===== Material for this exercise

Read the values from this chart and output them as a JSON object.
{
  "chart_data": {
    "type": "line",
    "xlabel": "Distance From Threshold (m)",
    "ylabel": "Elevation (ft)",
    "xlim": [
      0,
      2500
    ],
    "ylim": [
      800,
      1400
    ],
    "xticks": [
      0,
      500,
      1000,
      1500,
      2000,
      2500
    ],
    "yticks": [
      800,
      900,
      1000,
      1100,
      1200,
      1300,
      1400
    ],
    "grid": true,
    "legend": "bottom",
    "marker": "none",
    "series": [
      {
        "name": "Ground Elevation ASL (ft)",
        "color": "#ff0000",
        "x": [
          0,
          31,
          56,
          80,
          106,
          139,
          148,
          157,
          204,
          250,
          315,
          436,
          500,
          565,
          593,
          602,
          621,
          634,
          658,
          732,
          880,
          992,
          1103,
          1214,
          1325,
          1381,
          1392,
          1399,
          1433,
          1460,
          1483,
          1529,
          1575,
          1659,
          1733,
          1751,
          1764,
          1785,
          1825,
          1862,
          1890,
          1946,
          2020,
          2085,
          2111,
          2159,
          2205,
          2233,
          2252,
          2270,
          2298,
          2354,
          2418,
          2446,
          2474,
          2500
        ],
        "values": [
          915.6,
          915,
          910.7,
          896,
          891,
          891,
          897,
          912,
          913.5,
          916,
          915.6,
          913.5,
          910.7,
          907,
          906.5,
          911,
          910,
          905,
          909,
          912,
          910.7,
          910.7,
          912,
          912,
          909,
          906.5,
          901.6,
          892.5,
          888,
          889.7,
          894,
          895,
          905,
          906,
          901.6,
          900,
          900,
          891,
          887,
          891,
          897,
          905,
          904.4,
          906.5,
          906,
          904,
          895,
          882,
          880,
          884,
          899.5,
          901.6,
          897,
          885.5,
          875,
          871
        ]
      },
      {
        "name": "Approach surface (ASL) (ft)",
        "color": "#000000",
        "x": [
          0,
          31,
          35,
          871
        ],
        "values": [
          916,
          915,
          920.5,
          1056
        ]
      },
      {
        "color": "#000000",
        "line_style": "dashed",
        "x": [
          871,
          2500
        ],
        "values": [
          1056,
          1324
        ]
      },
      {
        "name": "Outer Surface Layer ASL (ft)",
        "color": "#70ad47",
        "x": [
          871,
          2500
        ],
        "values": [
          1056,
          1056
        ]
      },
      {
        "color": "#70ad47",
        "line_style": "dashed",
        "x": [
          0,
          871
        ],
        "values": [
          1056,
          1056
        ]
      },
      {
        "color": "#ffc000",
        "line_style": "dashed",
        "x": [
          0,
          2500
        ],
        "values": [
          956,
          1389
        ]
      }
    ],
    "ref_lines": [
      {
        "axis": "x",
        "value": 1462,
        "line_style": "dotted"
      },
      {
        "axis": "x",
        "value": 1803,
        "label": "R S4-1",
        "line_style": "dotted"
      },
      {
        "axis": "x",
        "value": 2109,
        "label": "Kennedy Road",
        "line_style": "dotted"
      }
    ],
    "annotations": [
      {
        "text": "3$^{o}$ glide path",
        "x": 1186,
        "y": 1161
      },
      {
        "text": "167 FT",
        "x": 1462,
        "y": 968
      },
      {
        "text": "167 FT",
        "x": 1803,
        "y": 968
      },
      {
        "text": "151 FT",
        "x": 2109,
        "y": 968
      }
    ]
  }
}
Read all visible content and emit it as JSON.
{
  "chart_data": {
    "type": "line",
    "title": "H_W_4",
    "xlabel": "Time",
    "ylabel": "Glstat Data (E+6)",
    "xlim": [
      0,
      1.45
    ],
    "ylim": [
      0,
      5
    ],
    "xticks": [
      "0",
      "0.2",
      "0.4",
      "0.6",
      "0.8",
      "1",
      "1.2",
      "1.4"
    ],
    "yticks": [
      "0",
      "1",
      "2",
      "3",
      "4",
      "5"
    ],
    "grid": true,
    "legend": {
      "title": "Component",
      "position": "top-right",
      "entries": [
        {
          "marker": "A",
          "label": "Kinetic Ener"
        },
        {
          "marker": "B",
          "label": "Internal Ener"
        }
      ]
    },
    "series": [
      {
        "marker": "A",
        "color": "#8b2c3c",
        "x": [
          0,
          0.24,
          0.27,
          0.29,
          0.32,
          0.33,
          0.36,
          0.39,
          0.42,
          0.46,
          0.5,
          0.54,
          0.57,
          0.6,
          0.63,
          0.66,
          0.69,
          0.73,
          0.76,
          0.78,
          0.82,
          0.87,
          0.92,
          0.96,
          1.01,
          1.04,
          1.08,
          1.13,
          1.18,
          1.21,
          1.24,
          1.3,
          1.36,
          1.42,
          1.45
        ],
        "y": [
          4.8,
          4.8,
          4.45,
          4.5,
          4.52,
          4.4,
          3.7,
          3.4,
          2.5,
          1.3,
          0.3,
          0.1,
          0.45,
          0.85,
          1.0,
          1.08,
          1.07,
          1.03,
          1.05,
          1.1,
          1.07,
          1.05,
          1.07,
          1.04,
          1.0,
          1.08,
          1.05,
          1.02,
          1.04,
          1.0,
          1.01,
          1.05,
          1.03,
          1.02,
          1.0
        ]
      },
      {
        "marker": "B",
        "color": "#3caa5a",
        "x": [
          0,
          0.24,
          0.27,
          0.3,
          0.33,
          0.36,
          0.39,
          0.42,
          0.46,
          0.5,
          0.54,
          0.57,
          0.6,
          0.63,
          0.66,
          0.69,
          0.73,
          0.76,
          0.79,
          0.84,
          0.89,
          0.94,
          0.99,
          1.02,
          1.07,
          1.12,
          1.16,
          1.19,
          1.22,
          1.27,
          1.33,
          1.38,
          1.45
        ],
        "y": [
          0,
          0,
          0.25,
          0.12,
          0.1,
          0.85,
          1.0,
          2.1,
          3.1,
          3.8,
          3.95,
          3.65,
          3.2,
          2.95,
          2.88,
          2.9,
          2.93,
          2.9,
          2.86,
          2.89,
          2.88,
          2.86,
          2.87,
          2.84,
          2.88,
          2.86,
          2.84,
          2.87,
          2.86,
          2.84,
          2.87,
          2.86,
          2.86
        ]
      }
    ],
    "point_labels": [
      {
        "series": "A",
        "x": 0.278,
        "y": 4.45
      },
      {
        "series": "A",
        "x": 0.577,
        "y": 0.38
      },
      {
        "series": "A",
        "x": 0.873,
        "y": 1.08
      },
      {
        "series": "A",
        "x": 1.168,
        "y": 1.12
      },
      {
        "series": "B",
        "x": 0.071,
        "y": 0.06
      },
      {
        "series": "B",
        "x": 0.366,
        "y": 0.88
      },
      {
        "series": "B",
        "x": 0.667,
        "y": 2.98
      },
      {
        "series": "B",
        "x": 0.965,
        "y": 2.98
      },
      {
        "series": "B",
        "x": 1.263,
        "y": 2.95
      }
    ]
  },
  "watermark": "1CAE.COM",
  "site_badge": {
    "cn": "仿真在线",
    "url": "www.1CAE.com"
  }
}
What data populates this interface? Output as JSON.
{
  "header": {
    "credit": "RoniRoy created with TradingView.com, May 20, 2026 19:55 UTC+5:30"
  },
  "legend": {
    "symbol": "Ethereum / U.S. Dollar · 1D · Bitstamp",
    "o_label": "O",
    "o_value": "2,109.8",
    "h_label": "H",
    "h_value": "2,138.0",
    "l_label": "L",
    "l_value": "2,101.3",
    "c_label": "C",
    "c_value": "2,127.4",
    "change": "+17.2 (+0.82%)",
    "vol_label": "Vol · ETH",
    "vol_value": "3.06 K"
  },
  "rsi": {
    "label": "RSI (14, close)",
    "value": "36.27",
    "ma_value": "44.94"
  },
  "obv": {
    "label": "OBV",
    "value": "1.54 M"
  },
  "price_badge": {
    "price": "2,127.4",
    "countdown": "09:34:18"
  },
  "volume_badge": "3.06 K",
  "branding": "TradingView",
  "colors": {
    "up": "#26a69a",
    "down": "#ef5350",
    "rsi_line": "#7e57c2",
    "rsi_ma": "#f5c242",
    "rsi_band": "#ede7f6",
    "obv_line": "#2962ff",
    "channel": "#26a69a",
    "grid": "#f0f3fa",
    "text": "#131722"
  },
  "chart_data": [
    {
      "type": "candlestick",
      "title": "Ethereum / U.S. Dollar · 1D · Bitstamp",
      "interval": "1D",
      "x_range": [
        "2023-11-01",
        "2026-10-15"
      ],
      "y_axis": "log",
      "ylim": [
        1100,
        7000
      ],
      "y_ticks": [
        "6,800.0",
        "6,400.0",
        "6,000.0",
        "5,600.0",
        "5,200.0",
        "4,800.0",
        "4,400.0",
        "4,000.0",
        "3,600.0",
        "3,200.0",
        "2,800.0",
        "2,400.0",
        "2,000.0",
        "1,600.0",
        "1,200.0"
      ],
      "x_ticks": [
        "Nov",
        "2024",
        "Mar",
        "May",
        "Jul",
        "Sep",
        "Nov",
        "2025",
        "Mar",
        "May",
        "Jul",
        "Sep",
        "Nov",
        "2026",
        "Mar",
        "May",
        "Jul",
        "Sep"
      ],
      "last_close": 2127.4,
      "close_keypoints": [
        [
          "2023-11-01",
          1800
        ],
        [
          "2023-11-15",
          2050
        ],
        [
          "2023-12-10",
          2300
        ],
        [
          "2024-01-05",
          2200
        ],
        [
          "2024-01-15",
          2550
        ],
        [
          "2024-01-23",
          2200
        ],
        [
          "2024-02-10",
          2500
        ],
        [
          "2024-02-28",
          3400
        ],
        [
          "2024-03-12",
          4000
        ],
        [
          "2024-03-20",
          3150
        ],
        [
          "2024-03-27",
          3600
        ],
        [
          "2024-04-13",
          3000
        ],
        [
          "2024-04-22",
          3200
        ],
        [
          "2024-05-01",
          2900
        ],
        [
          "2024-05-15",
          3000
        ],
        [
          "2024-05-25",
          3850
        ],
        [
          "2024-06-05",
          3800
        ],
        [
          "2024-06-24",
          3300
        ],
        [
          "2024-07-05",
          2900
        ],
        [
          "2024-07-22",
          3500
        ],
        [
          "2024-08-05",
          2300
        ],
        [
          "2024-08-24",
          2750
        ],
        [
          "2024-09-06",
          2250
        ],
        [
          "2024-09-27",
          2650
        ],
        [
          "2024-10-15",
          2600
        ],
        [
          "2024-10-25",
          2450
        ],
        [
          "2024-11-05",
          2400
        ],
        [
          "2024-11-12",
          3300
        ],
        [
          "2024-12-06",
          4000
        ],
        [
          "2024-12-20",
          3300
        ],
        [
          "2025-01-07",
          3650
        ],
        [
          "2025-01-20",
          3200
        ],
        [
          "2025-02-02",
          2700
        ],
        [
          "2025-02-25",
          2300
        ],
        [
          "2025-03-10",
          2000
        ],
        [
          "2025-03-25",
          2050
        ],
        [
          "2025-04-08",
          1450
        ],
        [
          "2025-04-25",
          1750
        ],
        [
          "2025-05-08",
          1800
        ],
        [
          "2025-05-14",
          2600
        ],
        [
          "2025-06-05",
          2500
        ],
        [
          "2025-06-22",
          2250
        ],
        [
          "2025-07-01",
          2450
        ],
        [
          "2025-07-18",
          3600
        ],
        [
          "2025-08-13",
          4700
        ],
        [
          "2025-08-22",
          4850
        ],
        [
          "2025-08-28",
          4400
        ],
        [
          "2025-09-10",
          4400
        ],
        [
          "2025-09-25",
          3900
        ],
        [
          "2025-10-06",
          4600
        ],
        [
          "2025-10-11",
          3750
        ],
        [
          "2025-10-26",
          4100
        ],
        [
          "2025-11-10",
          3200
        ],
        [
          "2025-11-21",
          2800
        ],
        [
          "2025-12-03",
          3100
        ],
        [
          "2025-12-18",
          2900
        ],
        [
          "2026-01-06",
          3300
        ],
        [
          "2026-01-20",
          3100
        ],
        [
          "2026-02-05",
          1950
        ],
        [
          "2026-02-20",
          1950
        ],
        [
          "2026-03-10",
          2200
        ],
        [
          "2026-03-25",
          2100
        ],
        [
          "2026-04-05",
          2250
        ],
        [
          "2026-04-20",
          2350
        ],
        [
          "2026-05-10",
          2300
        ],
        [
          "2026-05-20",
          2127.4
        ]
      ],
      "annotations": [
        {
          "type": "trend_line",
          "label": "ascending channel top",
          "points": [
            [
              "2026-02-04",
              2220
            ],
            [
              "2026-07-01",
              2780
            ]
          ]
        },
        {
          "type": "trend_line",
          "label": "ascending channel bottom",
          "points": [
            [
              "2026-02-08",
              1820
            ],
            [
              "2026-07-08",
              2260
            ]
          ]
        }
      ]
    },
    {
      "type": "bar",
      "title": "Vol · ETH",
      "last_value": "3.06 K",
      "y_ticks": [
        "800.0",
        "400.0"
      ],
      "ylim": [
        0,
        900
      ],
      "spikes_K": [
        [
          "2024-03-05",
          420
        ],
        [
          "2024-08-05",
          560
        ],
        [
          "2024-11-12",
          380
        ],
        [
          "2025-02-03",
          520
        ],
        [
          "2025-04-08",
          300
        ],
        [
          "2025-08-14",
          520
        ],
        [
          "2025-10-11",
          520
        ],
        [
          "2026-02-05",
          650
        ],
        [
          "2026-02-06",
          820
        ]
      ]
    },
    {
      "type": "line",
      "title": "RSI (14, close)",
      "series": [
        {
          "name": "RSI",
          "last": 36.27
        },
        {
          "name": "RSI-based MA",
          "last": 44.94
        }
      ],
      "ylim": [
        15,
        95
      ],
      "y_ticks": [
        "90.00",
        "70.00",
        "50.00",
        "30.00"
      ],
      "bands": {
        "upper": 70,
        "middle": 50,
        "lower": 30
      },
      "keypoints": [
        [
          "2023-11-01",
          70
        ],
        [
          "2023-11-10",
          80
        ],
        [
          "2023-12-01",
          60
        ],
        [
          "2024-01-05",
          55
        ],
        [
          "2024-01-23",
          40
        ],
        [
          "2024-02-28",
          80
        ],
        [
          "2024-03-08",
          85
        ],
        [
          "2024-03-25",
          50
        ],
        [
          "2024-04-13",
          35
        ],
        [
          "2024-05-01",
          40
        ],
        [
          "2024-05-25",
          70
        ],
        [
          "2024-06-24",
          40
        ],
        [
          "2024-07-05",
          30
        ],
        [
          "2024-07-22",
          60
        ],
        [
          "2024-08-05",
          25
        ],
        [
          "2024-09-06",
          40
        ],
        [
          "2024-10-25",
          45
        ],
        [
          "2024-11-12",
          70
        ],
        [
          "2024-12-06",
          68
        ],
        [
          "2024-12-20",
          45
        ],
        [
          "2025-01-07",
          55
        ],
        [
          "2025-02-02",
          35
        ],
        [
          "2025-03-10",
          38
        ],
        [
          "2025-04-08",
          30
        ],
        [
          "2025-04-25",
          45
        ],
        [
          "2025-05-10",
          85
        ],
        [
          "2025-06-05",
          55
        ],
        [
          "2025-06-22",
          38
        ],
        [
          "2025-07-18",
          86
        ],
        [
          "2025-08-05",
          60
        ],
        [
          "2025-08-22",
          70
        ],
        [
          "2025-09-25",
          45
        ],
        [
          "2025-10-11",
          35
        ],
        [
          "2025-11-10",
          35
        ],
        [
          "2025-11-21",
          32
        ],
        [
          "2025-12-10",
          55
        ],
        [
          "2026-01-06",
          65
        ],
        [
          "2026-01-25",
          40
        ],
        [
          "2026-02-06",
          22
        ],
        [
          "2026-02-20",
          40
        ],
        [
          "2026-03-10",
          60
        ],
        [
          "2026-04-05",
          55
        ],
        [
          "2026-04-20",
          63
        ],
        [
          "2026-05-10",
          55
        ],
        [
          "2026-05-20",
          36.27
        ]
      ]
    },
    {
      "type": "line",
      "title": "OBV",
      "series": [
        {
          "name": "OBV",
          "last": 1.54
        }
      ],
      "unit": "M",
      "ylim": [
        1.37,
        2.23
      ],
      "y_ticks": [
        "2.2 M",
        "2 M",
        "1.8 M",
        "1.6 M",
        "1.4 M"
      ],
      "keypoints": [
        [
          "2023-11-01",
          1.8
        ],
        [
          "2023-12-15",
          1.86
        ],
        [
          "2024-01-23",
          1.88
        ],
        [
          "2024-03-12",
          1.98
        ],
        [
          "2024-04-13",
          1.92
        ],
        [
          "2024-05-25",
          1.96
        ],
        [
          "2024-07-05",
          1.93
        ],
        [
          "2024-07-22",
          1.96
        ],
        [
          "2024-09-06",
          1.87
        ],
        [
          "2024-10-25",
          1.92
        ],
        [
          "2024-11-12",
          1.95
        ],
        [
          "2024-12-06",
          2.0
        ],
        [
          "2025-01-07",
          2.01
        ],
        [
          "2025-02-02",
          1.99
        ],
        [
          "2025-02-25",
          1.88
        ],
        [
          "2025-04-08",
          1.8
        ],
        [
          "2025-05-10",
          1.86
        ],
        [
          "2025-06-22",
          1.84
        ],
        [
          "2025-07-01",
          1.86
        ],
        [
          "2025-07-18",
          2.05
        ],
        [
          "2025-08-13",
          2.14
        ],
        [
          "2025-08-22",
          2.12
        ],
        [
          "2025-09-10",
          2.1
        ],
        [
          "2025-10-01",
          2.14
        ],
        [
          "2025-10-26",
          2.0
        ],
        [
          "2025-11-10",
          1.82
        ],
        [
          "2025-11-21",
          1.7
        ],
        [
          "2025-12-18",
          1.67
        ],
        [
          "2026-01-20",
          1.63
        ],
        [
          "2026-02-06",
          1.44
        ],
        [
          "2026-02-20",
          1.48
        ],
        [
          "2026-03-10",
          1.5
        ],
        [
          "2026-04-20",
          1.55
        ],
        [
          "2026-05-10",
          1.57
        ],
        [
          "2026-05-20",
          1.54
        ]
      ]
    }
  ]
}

==========

• **Problem**:
Among the lines above, how many contain the string "Ethereum"? State the number alone.

• **Response to this task**:
2